_Written task_
Wherever a line holds the word "prefix", copy that line out.

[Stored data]
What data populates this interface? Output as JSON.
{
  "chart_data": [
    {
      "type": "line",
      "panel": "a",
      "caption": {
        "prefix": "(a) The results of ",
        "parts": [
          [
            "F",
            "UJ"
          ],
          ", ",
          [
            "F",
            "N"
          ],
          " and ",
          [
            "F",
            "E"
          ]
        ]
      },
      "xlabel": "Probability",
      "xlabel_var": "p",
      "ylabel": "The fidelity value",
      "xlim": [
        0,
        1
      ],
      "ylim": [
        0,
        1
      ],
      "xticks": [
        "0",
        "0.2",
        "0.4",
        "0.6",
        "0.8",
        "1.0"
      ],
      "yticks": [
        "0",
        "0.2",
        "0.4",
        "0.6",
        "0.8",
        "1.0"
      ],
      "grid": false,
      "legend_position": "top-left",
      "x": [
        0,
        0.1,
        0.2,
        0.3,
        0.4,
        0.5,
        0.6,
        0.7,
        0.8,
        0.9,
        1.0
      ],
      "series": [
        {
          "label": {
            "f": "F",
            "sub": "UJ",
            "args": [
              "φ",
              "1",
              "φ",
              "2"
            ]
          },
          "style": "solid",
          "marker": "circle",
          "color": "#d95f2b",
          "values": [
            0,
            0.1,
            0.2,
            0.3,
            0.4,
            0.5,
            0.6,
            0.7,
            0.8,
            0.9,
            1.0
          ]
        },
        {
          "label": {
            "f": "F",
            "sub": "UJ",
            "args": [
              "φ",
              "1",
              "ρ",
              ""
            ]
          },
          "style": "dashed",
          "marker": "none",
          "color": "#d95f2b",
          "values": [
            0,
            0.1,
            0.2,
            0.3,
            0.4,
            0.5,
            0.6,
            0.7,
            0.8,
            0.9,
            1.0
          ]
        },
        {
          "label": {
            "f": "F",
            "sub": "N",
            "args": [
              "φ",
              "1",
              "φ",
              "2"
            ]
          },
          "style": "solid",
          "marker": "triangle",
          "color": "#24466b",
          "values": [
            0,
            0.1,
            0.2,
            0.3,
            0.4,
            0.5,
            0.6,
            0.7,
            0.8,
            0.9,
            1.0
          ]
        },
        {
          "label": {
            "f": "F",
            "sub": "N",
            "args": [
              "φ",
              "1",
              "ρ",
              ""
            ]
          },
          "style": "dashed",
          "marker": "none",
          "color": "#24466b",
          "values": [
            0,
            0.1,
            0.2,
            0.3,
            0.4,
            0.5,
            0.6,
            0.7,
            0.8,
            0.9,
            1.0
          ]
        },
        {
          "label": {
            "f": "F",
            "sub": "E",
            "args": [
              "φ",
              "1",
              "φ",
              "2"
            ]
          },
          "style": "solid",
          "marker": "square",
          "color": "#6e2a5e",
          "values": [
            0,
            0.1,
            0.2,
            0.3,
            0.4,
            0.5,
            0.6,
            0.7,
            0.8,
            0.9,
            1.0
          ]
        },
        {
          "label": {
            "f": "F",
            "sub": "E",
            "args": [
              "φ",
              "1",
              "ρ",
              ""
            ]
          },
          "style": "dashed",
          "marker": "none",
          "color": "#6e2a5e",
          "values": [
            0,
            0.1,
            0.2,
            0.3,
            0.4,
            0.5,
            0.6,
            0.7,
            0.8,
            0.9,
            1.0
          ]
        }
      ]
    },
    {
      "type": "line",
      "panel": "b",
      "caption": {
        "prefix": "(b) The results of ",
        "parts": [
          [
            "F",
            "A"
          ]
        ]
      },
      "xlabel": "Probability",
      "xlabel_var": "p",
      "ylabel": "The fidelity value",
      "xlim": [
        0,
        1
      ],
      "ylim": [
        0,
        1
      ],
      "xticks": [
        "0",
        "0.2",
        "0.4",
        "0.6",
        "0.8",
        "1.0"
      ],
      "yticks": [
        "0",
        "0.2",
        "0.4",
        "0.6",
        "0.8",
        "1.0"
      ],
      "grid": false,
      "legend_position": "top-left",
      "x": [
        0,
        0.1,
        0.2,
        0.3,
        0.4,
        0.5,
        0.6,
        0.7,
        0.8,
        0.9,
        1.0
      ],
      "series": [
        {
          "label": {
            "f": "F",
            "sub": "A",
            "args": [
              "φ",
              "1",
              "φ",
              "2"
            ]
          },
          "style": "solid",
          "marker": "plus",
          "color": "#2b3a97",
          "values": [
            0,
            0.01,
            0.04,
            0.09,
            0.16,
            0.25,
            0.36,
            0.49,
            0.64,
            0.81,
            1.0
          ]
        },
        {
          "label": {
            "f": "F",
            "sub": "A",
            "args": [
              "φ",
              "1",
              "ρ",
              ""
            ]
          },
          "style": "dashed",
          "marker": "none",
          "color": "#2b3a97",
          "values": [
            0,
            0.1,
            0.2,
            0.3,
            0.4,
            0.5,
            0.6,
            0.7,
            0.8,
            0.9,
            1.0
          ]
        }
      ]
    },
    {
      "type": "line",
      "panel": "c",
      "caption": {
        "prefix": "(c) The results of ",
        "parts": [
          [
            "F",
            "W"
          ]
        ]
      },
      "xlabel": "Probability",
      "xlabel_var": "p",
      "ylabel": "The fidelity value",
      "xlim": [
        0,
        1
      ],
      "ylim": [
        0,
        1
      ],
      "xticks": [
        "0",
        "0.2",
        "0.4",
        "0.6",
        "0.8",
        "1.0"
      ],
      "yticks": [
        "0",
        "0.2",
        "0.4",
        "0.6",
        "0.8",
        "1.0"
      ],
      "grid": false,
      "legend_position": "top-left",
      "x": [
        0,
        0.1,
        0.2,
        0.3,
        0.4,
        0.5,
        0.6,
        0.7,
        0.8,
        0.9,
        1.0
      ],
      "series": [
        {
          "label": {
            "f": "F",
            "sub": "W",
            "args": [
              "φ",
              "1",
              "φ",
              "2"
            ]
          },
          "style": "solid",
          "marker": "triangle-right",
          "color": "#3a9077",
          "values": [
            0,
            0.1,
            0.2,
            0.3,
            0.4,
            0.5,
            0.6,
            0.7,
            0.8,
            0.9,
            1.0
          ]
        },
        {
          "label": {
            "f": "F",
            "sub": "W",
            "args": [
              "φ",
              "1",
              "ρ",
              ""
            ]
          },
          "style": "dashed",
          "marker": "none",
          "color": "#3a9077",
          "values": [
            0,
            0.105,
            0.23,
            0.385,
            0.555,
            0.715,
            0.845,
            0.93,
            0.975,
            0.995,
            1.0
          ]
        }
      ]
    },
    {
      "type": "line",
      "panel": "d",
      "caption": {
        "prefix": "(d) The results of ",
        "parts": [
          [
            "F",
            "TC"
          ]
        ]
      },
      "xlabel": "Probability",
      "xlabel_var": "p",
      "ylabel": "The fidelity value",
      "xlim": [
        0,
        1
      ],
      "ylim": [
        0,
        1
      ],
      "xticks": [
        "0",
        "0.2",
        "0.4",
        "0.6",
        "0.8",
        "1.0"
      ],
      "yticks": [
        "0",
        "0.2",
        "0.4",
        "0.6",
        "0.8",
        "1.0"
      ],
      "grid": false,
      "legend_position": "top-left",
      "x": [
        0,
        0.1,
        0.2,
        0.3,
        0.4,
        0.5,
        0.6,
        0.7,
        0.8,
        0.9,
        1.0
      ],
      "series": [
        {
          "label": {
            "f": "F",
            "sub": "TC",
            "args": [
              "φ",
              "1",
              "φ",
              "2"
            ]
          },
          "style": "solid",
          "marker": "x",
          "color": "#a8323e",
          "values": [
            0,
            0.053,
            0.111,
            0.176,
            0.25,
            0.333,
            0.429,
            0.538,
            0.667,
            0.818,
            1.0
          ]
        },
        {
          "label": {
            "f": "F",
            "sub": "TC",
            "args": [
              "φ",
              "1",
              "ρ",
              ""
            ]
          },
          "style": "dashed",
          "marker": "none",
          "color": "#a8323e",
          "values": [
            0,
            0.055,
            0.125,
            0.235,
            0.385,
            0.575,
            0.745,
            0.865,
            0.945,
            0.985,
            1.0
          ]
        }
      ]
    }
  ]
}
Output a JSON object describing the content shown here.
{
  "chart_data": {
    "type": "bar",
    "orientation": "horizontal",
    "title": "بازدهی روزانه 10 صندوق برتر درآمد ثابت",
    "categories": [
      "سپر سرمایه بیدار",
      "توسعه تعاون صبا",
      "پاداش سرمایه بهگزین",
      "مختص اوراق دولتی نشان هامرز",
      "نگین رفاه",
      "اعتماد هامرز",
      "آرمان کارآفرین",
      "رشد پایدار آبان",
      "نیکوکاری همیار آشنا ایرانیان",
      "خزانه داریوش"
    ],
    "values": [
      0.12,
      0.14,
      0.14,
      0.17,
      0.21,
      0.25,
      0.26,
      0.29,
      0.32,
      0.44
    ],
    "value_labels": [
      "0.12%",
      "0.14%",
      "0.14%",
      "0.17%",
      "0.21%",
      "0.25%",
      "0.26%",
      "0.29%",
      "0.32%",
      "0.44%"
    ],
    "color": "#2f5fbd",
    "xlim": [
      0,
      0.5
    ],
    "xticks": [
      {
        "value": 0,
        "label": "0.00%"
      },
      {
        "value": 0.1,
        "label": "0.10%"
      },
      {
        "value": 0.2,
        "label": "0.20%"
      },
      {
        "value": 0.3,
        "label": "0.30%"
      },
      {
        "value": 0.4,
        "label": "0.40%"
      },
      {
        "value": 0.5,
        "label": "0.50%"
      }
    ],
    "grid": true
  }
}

_The output_
        "prefix": "(a) The results of ",
        "prefix": "(b) The results of ",
        "prefix": "(c) The results of ",
        "prefix": "(d) The results of ",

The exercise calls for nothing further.